▸ **Written task**: Check each line of the material below for "Average", then copy the ones that contain it.

▸ **Records provided**:
◇ ◇ ◇ ◇ ◇
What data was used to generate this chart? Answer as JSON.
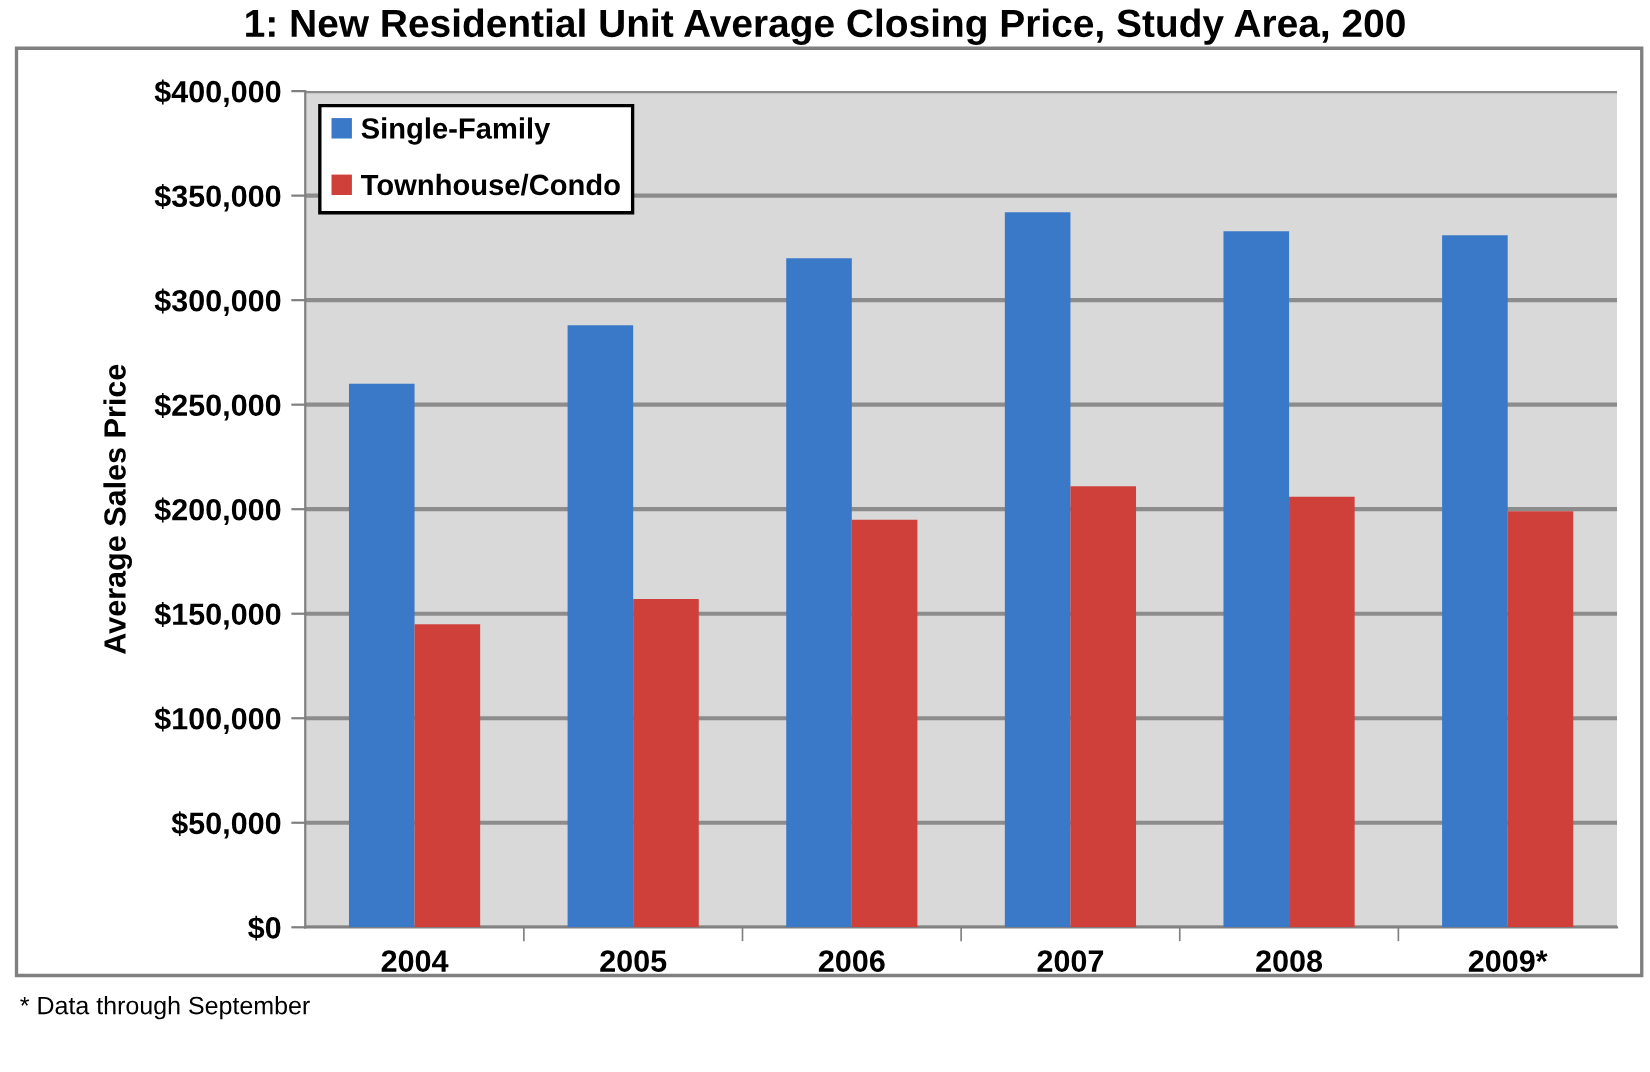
{
  "chart_data": {
    "type": "bar",
    "title": "1: New Residential Unit Average Closing Price, Study Area, 200",
    "ylabel": "Average Sales Price",
    "categories": [
      "2004",
      "2005",
      "2006",
      "2007",
      "2008",
      "2009*"
    ],
    "series": [
      {
        "name": "Single-Family",
        "color": "#3a78c8",
        "values": [
          260000,
          288000,
          320000,
          342000,
          333000,
          331000
        ]
      },
      {
        "name": "Townhouse/Condo",
        "color": "#d0403b",
        "values": [
          145000,
          157000,
          195000,
          211000,
          206000,
          199000
        ]
      }
    ],
    "ylim": [
      0,
      400000
    ],
    "yticks": [
      {
        "value": 0,
        "label": "$0"
      },
      {
        "value": 50000,
        "label": "$50,000"
      },
      {
        "value": 100000,
        "label": "$100,000"
      },
      {
        "value": 150000,
        "label": "$150,000"
      },
      {
        "value": 200000,
        "label": "$200,000"
      },
      {
        "value": 250000,
        "label": "$250,000"
      },
      {
        "value": 300000,
        "label": "$300,000"
      },
      {
        "value": 350000,
        "label": "$350,000"
      },
      {
        "value": 400000,
        "label": "$400,000"
      }
    ],
    "grid": "y",
    "legend": "top left",
    "annotations": [
      "* Data through September"
    ]
  }
}
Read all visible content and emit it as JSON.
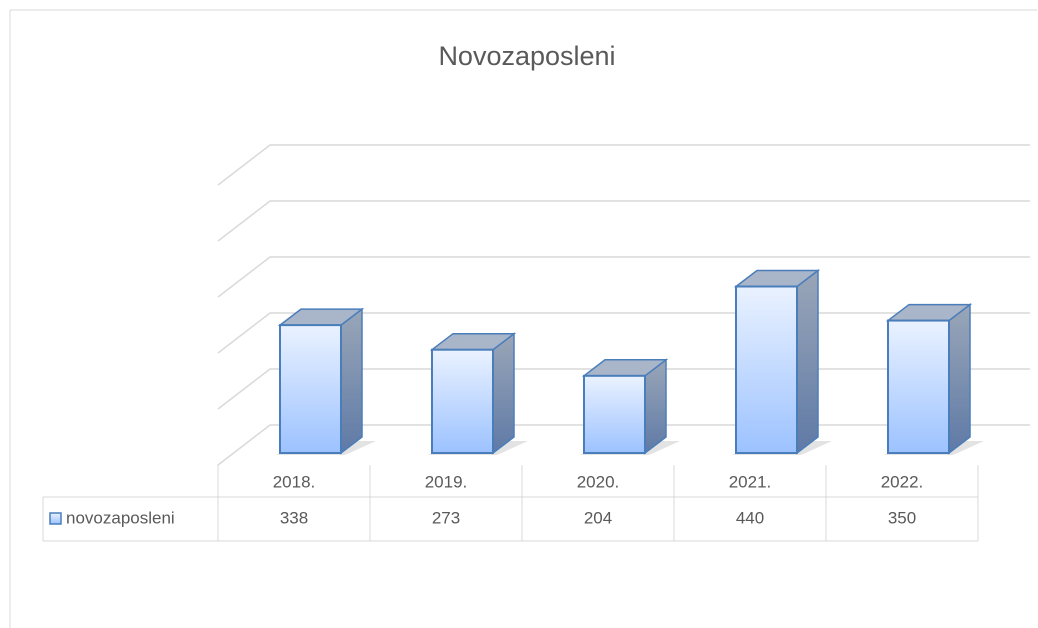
{
  "chart_data": {
    "type": "bar3d",
    "title": "Novozaposleni",
    "categories": [
      "2018.",
      "2019.",
      "2020.",
      "2021.",
      "2022."
    ],
    "series": [
      {
        "name": "novozaposleni",
        "color": "#4a7ebb",
        "values": [
          338,
          273,
          204,
          440,
          350
        ]
      }
    ],
    "ylim": [
      0,
      500
    ],
    "yticks": [
      0,
      100,
      200,
      300,
      400,
      500
    ],
    "grid": true,
    "data_table": true
  }
}
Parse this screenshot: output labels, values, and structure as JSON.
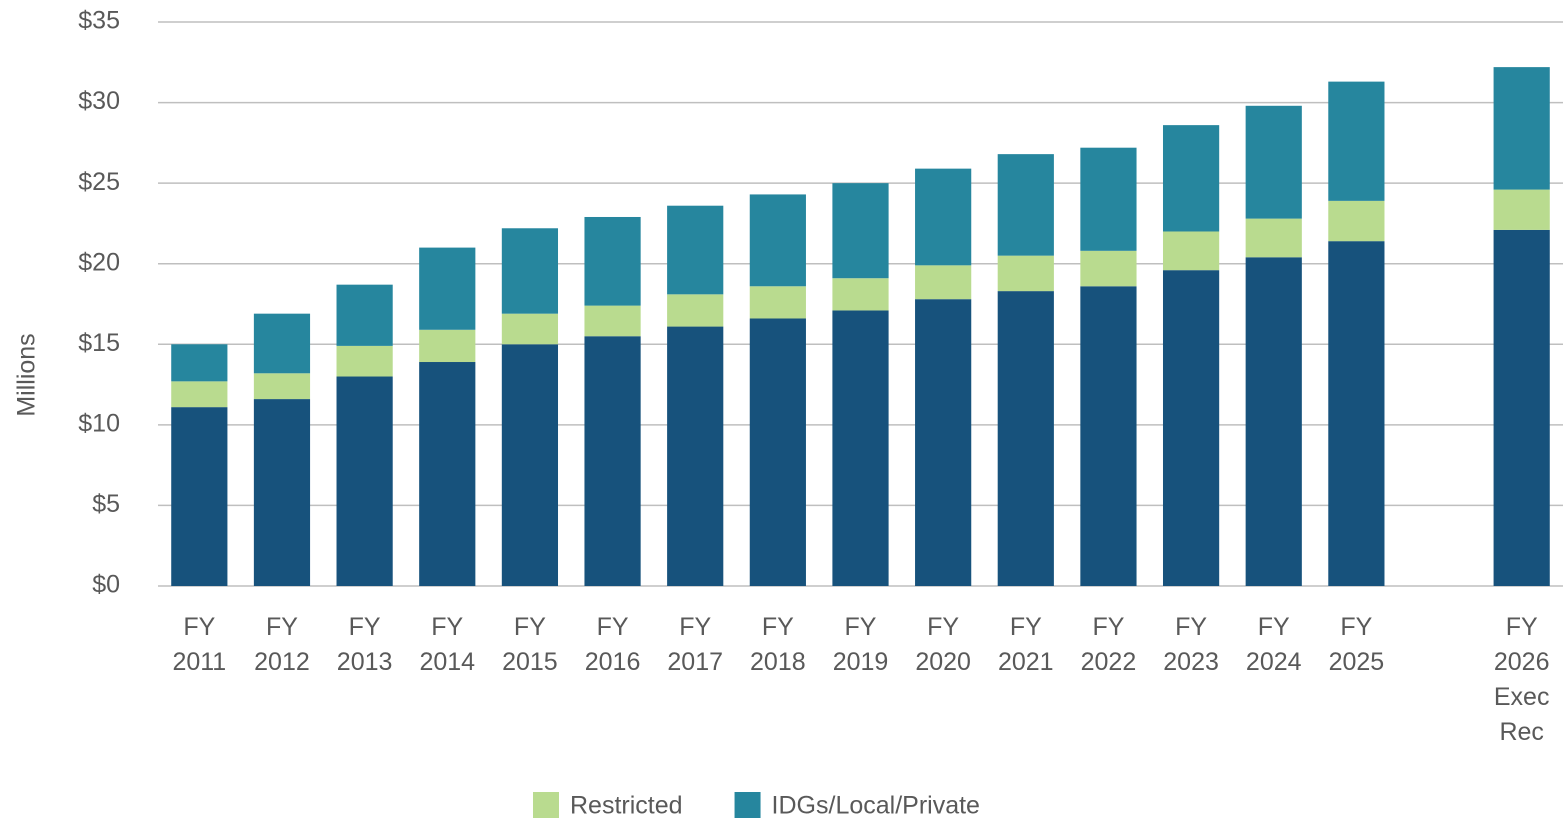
{
  "chart_data": {
    "type": "stacked_bar",
    "y_label": "Millions",
    "categories": [
      "FY 2011",
      "FY 2012",
      "FY 2013",
      "FY 2014",
      "FY 2015",
      "FY 2016",
      "FY 2017",
      "FY 2018",
      "FY 2019",
      "FY 2020",
      "FY 2021",
      "FY 2022",
      "FY 2023",
      "FY 2024",
      "FY 2025",
      null,
      "FY 2026 Exec Rec"
    ],
    "series": [
      {
        "color": "#17527c",
        "values": [
          11.1,
          11.6,
          13.0,
          13.9,
          15.0,
          15.5,
          16.1,
          16.6,
          17.1,
          17.8,
          18.3,
          18.6,
          19.6,
          20.4,
          21.4,
          null,
          22.1
        ]
      },
      {
        "name": "Restricted",
        "color": "#b9db8f",
        "values": [
          1.6,
          1.6,
          1.9,
          2.0,
          1.9,
          1.9,
          2.0,
          2.0,
          2.0,
          2.1,
          2.2,
          2.2,
          2.4,
          2.4,
          2.5,
          null,
          2.5
        ]
      },
      {
        "name": "IDGs/Local/Private",
        "color": "#26869e",
        "values": [
          2.3,
          3.7,
          3.8,
          5.1,
          5.3,
          5.5,
          5.5,
          5.7,
          5.9,
          6.0,
          6.3,
          6.4,
          6.6,
          7.0,
          7.4,
          null,
          7.6
        ]
      }
    ],
    "ylim": [
      0,
      35
    ],
    "yticks": [
      {
        "value": 0,
        "label": "$0"
      },
      {
        "value": 5,
        "label": "$5"
      },
      {
        "value": 10,
        "label": "$10"
      },
      {
        "value": 15,
        "label": "$15"
      },
      {
        "value": 20,
        "label": "$20"
      },
      {
        "value": 25,
        "label": "$25"
      },
      {
        "value": 30,
        "label": "$30"
      },
      {
        "value": 35,
        "label": "$35"
      }
    ],
    "grid": true,
    "legend": "bottom"
  }
}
◇ ◇ ◇ ◇ ◇
▸ **Worked solution**:
    "title": "1: New Residential Unit Average Closing Price, Study Area, 200",
    "ylabel": "Average Sales Price",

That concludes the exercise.